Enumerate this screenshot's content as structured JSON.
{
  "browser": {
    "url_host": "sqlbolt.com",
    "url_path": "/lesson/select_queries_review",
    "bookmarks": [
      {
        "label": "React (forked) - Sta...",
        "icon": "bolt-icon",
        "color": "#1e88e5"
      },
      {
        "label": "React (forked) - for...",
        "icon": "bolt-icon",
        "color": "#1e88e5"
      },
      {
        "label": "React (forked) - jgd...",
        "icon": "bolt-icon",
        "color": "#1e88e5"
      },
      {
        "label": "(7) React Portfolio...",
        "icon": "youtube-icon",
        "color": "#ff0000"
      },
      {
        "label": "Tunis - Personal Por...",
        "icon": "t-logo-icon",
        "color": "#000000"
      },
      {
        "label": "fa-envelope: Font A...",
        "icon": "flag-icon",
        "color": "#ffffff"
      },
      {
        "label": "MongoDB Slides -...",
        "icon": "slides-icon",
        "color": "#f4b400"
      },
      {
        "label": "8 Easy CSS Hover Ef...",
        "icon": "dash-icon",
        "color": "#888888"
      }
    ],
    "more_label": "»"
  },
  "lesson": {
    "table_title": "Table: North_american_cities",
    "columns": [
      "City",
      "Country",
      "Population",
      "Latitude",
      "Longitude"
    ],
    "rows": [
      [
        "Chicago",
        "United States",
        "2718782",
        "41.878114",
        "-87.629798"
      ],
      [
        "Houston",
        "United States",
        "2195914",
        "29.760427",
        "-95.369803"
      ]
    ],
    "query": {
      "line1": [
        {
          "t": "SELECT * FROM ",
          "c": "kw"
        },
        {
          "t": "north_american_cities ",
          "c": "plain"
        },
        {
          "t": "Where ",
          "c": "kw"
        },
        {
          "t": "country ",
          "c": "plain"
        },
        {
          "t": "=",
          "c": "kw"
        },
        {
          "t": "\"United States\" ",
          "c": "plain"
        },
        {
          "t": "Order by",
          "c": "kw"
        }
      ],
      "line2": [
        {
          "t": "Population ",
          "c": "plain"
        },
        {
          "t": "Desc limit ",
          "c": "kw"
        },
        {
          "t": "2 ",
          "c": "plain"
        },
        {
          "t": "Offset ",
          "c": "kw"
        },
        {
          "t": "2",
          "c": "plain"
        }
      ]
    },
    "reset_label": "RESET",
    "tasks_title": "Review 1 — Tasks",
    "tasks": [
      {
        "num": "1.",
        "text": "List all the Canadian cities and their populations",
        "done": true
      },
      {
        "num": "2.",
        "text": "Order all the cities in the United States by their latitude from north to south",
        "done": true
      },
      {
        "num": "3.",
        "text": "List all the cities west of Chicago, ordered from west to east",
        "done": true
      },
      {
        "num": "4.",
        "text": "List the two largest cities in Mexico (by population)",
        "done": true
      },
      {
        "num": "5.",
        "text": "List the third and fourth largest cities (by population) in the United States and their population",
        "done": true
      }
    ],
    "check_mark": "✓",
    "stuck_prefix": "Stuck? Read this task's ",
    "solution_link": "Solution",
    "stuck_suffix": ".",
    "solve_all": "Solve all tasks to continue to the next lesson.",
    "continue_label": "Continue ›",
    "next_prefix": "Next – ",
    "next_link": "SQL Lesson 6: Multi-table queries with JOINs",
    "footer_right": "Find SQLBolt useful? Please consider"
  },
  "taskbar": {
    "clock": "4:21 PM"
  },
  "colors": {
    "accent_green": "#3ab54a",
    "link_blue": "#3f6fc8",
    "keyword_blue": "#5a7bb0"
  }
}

----

Reproduce the entries above in full by retyping them exactly.

## Result of the exercise
Enumerate this screenshot's content as structured JSON.
{
  "browser": {
    "url_host": "sqlbolt.com",
    "url_path": "/lesson/select_queries_review",
    "bookmarks": [
      {
        "label": "React (forked) - Sta...",
        "icon": "bolt-icon",
        "color": "#1e88e5"
      },
      {
        "label": "React (forked) - for...",
        "icon": "bolt-icon",
        "color": "#1e88e5"
      },
      {
        "label": "React (forked) - jgd...",
        "icon": "bolt-icon",
        "color": "#1e88e5"
      },
      {
        "label": "(7) React Portfolio...",
        "icon": "youtube-icon",
        "color": "#ff0000"
      },
      {
        "label": "Tunis - Personal Por...",
        "icon": "t-logo-icon",
        "color": "#000000"
      },
      {
        "label": "fa-envelope: Font A...",
        "icon": "flag-icon",
        "color": "#ffffff"
      },
      {
        "label": "MongoDB Slides -...",
        "icon": "slides-icon",
        "color": "#f4b400"
      },
      {
        "label": "8 Easy CSS Hover Ef...",
        "icon": "dash-icon",
        "color": "#888888"
      }
    ],
    "more_label": "»"
  },
  "lesson": {
    "table_title": "Table: North_american_cities",
    "columns": [
      "City",
      "Country",
      "Population",
      "Latitude",
      "Longitude"
    ],
    "rows": [
      [
        "Chicago",
        "United States",
        "2718782",
        "41.878114",
        "-87.629798"
      ],
      [
        "Houston",
        "United States",
        "2195914",
        "29.760427",
        "-95.369803"
      ]
    ],
    "query": {
      "line1": [
        {
          "t": "SELECT * FROM ",
          "c": "kw"
        },
        {
          "t": "north_american_cities ",
          "c": "plain"
        },
        {
          "t": "Where ",
          "c": "kw"
        },
        {
          "t": "country ",
          "c": "plain"
        },
        {
          "t": "=",
          "c": "kw"
        },
        {
          "t": "\"United States\" ",
          "c": "plain"
        },
        {
          "t": "Order by",
          "c": "kw"
        }
      ],
      "line2": [
        {
          "t": "Population ",
          "c": "plain"
        },
        {
          "t": "Desc limit ",
          "c": "kw"
        },
        {
          "t": "2 ",
          "c": "plain"
        },
        {
          "t": "Offset ",
          "c": "kw"
        },
        {
          "t": "2",
          "c": "plain"
        }
      ]
    },
    "reset_label": "RESET",
    "tasks_title": "Review 1 — Tasks",
    "tasks": [
      {
        "num": "1.",
        "text": "List all the Canadian cities and their populations",
        "done": true
      },
      {
        "num": "2.",
        "text": "Order all the cities in the United States by their latitude from north to south",
        "done": true
      },
      {
        "num": "3.",
        "text": "List all the cities west of Chicago, ordered from west to east",
        "done": true
      },
      {
        "num": "4.",
        "text": "List the two largest cities in Mexico (by population)",
        "done": true
      },
      {
        "num": "5.",
        "text": "List the third and fourth largest cities (by population) in the United States and their population",
        "done": true
      }
    ],
    "check_mark": "✓",
    "stuck_prefix": "Stuck? Read this task's ",
    "solution_link": "Solution",
    "stuck_suffix": ".",
    "solve_all": "Solve all tasks to continue to the next lesson.",
    "continue_label": "Continue ›",
    "next_prefix": "Next – ",
    "next_link": "SQL Lesson 6: Multi-table queries with JOINs",
    "footer_right": "Find SQLBolt useful? Please consider"
  },
  "taskbar": {
    "clock": "4:21 PM"
  },
  "colors": {
    "accent_green": "#3ab54a",
    "link_blue": "#3f6fc8",
    "keyword_blue": "#5a7bb0"
  }
}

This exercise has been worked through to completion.